◆ **Exercise text**:
What we can notice from the characterization in The Tale-Tell Heart is that Poe creates the character narrator like an insane man. The man says that he hears
the voice in heaven but certainly he does not. “I heard all things in the heaven and in the earth, I heard many things in hell” Poe, 1990 : 88. Here Poe does not show
the appearance of man’s character, but from what man says and does. The man is obsessed killing the old man who bears an extreme fear of his evil eye. Actually, it
is the evil eye that the man murders, not the old man. The old man has done nothing wrong to the man as Poe illustrates: “I loved the old man. He never
wronged me. He had never given me insult....” Poe, 1990: 88. The man’s obsession shows that he has owned mystery in his characteristic.
Why has he the heart to kill? In a deeper sense, the murder does have a purpose to ensure that the man does not have endured the haunting of the evil eye any longer.
The man suffers and commits a crime because of an excess of emotion over intelligence. So the mystery in the narrator had been solved. Poe relates how the
man believes the validity of previous statement: ‘... very dreadfully nervous I had been and am, but why will you say that I am mad? The disease had sharpened my
senses-not destroyed-not dulled them” Poe, 1990: 88. The disease in this case is obviously a severe case of emotion ad nervousness. The man has the reason and
plans but not to distinguish right from wrong. As stated by Robert Regan in his essays “... they approach us and speak to us what is true and what is so mysterious
as to confound our categories of truth and falsehood Regan, 1967: 10. Poe also
creates the police officers characters as the minor characters since they are not developed. However their appearance in the end of the story gives special
significance to the story. It increases the intensity of action of the story. The characterization in The Tale-Tell Heart is quite similar to the
characterization in the tale of The Black Cat. Here, Poe shows narrator, like the main character is an individual who suffers from mental disorder, who has owned
mystery too. For the first time the narrator shows his good behavior to his pets. “I was especially fond of animals, and was indulged by my parents with a great
variety of pets. With these I spent most of my time, and never was so happy as when feeding and caressing them” Poe, 1990: 198. Suddenly, the narrator was
driven by mental disorder. He becomes high tempered and this is illustrated in the way he treats his cat. “I took from my waistcoat-pocket a penknife, opened it,
grasped the poor beast by the throat, and deliberately cut one of its eyes from the socket I blush, I burn, I shudder, while I pen the damnable atrocity” Poe, 1990:
200. The spirit of perverseness possesses the narrator. It urges him to commit continual evil acts. It can be seen in the way he kills his black cat. “... I had
inflicted upon the unoffending brute. One morning, in cold blood, slipped a noose about its neck and hung it to the limb of a tree. Poe, 1990: 201.

◆ **Task brief**: Extend the passage on Poe's characterization, starting right after its last sentence. The records have no part in this exercise.

Page layout parsing records:
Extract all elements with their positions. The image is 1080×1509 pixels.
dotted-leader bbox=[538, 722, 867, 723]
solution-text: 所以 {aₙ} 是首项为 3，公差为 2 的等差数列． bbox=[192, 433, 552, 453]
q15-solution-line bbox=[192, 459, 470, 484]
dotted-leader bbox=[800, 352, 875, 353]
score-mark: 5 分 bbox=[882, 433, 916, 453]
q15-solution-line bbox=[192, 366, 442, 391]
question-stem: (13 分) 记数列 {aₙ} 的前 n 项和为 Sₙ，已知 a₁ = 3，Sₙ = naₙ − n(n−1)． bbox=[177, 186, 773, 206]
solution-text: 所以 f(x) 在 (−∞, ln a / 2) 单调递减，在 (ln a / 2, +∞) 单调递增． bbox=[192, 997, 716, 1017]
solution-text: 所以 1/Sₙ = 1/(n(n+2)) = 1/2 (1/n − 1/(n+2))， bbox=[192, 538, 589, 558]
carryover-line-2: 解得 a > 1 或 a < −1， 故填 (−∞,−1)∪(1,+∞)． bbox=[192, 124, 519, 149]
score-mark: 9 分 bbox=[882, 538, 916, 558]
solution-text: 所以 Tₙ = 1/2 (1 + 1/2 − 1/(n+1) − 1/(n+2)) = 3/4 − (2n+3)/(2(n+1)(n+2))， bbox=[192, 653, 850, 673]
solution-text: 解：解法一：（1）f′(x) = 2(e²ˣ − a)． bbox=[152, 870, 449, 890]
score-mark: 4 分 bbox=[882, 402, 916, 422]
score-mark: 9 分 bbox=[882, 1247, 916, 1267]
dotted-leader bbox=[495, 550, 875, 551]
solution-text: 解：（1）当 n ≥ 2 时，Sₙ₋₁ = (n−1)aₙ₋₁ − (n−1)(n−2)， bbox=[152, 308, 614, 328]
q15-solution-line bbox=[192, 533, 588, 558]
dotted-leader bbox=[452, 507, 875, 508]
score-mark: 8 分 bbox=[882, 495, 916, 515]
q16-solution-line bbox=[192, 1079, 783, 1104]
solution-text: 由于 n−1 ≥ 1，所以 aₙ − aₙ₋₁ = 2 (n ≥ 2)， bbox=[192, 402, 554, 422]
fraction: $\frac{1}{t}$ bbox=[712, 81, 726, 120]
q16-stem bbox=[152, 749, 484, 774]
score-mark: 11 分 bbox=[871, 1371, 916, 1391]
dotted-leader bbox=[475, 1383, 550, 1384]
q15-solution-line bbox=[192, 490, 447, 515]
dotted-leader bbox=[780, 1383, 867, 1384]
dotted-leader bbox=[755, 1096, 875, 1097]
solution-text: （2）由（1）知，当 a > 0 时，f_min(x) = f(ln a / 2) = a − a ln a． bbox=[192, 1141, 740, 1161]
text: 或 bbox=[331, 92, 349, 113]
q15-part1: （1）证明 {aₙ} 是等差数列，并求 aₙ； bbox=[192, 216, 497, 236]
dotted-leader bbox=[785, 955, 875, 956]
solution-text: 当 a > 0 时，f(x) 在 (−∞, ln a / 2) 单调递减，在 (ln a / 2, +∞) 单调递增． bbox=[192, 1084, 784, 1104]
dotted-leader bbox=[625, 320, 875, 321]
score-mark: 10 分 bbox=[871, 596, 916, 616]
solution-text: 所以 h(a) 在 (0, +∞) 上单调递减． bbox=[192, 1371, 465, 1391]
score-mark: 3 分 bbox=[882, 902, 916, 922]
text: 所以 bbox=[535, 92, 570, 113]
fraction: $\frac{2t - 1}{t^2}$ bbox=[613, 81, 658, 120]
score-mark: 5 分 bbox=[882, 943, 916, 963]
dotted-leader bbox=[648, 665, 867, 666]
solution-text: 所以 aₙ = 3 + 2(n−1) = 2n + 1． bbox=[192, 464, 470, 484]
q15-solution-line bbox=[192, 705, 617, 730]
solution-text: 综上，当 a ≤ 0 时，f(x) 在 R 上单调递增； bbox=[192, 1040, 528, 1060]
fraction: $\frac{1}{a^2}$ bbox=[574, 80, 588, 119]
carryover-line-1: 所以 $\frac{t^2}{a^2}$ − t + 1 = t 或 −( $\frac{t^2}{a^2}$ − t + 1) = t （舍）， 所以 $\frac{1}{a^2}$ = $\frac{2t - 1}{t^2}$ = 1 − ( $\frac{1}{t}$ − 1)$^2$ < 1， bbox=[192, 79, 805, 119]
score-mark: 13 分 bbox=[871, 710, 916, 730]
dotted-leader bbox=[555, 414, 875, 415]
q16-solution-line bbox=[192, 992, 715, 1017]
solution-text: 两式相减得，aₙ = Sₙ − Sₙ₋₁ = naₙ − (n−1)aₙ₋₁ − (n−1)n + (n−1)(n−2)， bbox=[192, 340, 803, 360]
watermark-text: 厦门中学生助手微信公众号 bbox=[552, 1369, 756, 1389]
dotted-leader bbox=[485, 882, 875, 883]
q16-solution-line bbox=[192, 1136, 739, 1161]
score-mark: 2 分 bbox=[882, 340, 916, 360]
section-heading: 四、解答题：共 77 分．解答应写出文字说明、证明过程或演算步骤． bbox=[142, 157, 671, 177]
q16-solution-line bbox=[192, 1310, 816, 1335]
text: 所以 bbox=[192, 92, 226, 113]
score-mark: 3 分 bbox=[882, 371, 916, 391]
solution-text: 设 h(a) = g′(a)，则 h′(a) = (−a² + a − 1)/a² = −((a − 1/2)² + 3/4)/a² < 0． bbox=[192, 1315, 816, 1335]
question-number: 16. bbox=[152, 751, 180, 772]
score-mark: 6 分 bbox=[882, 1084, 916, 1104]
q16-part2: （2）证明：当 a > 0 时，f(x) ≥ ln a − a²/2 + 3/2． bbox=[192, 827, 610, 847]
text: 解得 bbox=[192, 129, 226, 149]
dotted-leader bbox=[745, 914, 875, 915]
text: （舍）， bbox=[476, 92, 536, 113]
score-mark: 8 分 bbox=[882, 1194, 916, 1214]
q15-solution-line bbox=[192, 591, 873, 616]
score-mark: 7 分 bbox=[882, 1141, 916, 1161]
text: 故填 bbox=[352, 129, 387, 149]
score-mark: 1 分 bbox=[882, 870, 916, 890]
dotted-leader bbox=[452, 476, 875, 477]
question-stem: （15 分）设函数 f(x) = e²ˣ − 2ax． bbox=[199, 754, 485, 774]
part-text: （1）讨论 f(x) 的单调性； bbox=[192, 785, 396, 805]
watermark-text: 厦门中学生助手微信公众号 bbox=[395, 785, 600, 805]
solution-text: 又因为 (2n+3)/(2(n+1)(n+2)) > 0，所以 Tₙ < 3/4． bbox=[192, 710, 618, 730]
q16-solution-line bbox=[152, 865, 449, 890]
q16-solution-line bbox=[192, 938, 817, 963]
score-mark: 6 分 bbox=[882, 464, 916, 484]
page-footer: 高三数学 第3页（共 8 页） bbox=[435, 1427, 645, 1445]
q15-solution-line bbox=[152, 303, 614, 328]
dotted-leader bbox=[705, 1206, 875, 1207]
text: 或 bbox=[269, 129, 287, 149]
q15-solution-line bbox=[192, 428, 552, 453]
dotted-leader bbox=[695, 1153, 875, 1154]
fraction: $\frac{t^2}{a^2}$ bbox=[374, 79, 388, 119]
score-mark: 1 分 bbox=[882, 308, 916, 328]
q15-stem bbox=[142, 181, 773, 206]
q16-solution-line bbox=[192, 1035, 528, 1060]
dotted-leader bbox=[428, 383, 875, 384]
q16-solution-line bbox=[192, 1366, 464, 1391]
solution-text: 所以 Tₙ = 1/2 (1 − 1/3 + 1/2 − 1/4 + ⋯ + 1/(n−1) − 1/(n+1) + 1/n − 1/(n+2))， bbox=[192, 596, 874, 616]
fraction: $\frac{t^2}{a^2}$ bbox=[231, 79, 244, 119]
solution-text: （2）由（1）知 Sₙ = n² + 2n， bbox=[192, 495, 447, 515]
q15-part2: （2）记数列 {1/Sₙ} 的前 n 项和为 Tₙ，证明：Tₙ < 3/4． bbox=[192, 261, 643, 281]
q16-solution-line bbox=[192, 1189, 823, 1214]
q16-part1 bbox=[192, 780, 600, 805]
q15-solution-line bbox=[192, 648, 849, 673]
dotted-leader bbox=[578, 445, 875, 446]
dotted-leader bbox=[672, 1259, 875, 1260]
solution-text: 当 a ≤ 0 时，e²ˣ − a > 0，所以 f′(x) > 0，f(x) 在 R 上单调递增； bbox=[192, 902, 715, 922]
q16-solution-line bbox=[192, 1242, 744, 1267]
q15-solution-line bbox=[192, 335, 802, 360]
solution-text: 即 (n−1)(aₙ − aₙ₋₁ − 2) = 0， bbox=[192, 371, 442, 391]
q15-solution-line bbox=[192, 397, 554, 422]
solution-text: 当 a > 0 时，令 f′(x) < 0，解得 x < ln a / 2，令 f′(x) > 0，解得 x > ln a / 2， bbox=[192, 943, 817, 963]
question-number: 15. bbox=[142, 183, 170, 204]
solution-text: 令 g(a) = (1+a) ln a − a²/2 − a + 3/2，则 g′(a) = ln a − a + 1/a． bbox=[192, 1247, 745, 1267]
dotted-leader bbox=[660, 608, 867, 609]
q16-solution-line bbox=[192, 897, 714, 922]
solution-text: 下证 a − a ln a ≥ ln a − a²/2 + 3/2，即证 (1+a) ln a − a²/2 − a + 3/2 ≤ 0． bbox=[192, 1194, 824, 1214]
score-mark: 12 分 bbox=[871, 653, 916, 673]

◆ **Written response**:
The narrator’s spirit of perverseness was possessed by evil thoughts. He unfortunately killed his wife by axe then inserted the body on the wall. He clearly
shows his very strange behavior. Though he commits a series of crime, he looks as if he were not guilty at all. “... I soundly and tranquilly slept; eye, slept even
with burden of murder upon my soul” Poe, 1990: 209. Through the actions of
the narrator, it can be inferred that in narrator’s character of strangeness convincingly creates mystery. Poe also presents the narrator’s wife and group of
police as the minor characters. They are not developing at all, but their presence supports the intensity of the action.